> **Problem**: Write the data out again in full, with no departure from the original.

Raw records
[START]

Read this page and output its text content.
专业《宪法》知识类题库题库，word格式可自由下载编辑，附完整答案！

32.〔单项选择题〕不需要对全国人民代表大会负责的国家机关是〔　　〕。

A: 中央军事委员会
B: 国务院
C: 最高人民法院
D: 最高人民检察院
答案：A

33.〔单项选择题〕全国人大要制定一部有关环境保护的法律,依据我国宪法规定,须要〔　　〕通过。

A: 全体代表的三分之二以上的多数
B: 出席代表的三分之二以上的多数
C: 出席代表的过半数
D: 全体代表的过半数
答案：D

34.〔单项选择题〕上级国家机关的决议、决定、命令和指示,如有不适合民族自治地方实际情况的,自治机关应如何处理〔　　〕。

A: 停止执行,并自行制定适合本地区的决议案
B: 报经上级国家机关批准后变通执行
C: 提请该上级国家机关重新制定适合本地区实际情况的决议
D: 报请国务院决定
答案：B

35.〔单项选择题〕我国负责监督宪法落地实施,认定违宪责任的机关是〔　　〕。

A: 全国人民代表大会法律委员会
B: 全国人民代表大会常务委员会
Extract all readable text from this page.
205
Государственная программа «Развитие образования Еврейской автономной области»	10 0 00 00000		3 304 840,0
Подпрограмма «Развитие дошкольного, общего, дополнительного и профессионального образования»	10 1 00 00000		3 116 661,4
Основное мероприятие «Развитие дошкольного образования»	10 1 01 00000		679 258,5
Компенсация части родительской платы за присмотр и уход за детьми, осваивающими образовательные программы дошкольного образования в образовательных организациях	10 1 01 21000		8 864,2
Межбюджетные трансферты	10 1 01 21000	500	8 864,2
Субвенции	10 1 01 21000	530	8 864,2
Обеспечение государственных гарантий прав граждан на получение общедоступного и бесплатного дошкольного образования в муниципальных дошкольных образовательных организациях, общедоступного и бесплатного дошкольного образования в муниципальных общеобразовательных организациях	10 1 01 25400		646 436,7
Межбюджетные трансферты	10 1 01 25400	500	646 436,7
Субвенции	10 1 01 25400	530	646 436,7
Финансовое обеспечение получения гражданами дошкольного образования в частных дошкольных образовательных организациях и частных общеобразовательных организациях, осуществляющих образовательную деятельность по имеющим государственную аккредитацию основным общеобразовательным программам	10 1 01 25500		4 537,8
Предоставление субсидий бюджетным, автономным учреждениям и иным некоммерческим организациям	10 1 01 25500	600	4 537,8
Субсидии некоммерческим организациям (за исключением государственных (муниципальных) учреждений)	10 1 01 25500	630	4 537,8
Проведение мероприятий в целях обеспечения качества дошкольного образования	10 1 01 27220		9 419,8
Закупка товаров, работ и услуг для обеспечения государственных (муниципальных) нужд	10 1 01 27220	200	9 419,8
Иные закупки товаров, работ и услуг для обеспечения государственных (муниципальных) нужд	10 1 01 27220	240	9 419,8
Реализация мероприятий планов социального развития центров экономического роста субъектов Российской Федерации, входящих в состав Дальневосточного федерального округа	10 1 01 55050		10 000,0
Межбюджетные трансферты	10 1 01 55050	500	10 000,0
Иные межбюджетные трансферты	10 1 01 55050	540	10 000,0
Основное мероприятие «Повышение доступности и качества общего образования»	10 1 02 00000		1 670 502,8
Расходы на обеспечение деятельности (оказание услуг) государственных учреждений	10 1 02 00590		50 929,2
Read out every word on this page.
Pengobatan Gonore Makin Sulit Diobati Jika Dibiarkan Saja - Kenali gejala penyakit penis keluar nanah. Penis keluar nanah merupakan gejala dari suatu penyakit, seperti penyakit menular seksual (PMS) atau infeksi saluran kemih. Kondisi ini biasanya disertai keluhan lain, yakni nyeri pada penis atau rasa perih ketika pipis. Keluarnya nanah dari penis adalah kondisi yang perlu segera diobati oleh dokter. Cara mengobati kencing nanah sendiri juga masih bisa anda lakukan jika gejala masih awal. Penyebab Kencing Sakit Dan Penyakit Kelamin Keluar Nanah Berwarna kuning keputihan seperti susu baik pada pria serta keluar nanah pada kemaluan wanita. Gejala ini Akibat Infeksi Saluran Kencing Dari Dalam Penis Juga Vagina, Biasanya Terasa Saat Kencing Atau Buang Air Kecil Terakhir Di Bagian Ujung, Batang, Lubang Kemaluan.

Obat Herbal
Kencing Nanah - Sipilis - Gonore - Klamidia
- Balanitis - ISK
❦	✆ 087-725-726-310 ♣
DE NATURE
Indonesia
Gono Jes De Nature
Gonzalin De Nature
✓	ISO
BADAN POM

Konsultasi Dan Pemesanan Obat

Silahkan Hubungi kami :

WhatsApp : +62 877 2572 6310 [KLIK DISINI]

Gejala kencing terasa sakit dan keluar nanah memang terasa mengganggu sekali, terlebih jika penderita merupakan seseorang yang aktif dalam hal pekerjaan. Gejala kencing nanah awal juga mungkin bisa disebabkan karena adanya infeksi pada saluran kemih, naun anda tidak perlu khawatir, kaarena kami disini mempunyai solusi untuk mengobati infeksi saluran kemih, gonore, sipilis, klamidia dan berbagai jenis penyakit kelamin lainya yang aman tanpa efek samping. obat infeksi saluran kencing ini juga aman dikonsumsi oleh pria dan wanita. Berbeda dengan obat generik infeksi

[END]

> **Answer to the exercise**:
Read this page and output its text content.
专业《宪法》知识类题库题库，word格式可自由下载编辑，附完整答案！

32.〔单项选择题〕不需要对全国人民代表大会负责的国家机关是〔　　〕。

A: 中央军事委员会
B: 国务院
C: 最高人民法院
D: 最高人民检察院
答案：A

33.〔单项选择题〕全国人大要制定一部有关环境保护的法律,依据我国宪法规定,须要〔　　〕通过。

A: 全体代表的三分之二以上的多数
B: 出席代表的三分之二以上的多数
C: 出席代表的过半数
D: 全体代表的过半数
答案：D

34.〔单项选择题〕上级国家机关的决议、决定、命令和指示,如有不适合民族自治地方实际情况的,自治机关应如何处理〔　　〕。

A: 停止执行,并自行制定适合本地区的决议案
B: 报经上级国家机关批准后变通执行
C: 提请该上级国家机关重新制定适合本地区实际情况的决议
D: 报请国务院决定
答案：B

35.〔单项选择题〕我国负责监督宪法落地实施,认定违宪责任的机关是〔　　〕。

A: 全国人民代表大会法律委员会
B: 全国人民代表大会常务委员会
Extract all readable text from this page.
205
Государственная программа «Развитие образования Еврейской автономной области»	10 0 00 00000		3 304 840,0
Подпрограмма «Развитие дошкольного, общего, дополнительного и профессионального образования»	10 1 00 00000		3 116 661,4
Основное мероприятие «Развитие дошкольного образования»	10 1 01 00000		679 258,5
Компенсация части родительской платы за присмотр и уход за детьми, осваивающими образовательные программы дошкольного образования в образовательных организациях	10 1 01 21000		8 864,2
Межбюджетные трансферты	10 1 01 21000	500	8 864,2
Субвенции	10 1 01 21000	530	8 864,2
Обеспечение государственных гарантий прав граждан на получение общедоступного и бесплатного дошкольного образования в муниципальных дошкольных образовательных организациях, общедоступного и бесплатного дошкольного образования в муниципальных общеобразовательных организациях	10 1 01 25400		646 436,7
Межбюджетные трансферты	10 1 01 25400	500	646 436,7
Субвенции	10 1 01 25400	530	646 436,7
Финансовое обеспечение получения гражданами дошкольного образования в частных дошкольных образовательных организациях и частных общеобразовательных организациях, осуществляющих образовательную деятельность по имеющим государственную аккредитацию основным общеобразовательным программам	10 1 01 25500		4 537,8
Предоставление субсидий бюджетным, автономным учреждениям и иным некоммерческим организациям	10 1 01 25500	600	4 537,8
Субсидии некоммерческим организациям (за исключением государственных (муниципальных) учреждений)	10 1 01 25500	630	4 537,8
Проведение мероприятий в целях обеспечения качества дошкольного образования	10 1 01 27220		9 419,8
Закупка товаров, работ и услуг для обеспечения государственных (муниципальных) нужд	10 1 01 27220	200	9 419,8
Иные закупки товаров, работ и услуг для обеспечения государственных (муниципальных) нужд	10 1 01 27220	240	9 419,8
Реализация мероприятий планов социального развития центров экономического роста субъектов Российской Федерации, входящих в состав Дальневосточного федерального округа	10 1 01 55050		10 000,0
Межбюджетные трансферты	10 1 01 55050	500	10 000,0
Иные межбюджетные трансферты	10 1 01 55050	540	10 000,0
Основное мероприятие «Повышение доступности и качества общего образования»	10 1 02 00000		1 670 502,8
Расходы на обеспечение деятельности (оказание услуг) государственных учреждений	10 1 02 00590		50 929,2
Read out every word on this page.
Pengobatan Gonore Makin Sulit Diobati Jika Dibiarkan Saja - Kenali gejala penyakit penis keluar nanah. Penis keluar nanah merupakan gejala dari suatu penyakit, seperti penyakit menular seksual (PMS) atau infeksi saluran kemih. Kondisi ini biasanya disertai keluhan lain, yakni nyeri pada penis atau rasa perih ketika pipis. Keluarnya nanah dari penis adalah kondisi yang perlu segera diobati oleh dokter. Cara mengobati kencing nanah sendiri juga masih bisa anda lakukan jika gejala masih awal. Penyebab Kencing Sakit Dan Penyakit Kelamin Keluar Nanah Berwarna kuning keputihan seperti susu baik pada pria serta keluar nanah pada kemaluan wanita. Gejala ini Akibat Infeksi Saluran Kencing Dari Dalam Penis Juga Vagina, Biasanya Terasa Saat Kencing Atau Buang Air Kecil Terakhir Di Bagian Ujung, Batang, Lubang Kemaluan.

Obat Herbal
Kencing Nanah - Sipilis - Gonore - Klamidia
- Balanitis - ISK
❦	✆ 087-725-726-310 ♣
DE NATURE
Indonesia
Gono Jes De Nature
Gonzalin De Nature
✓	ISO
BADAN POM

Konsultasi Dan Pemesanan Obat

Silahkan Hubungi kami :

WhatsApp : +62 877 2572 6310 [KLIK DISINI]

Gejala kencing terasa sakit dan keluar nanah memang terasa mengganggu sekali, terlebih jika penderita merupakan seseorang yang aktif dalam hal pekerjaan. Gejala kencing nanah awal juga mungkin bisa disebabkan karena adanya infeksi pada saluran kemih, naun anda tidak perlu khawatir, kaarena kami disini mempunyai solusi untuk mengobati infeksi saluran kemih, gonore, sipilis, klamidia dan berbagai jenis penyakit kelamin lainya yang aman tanpa efek samping. obat infeksi saluran kencing ini juga aman dikonsumsi oleh pria dan wanita. Berbeda dengan obat generik infeksi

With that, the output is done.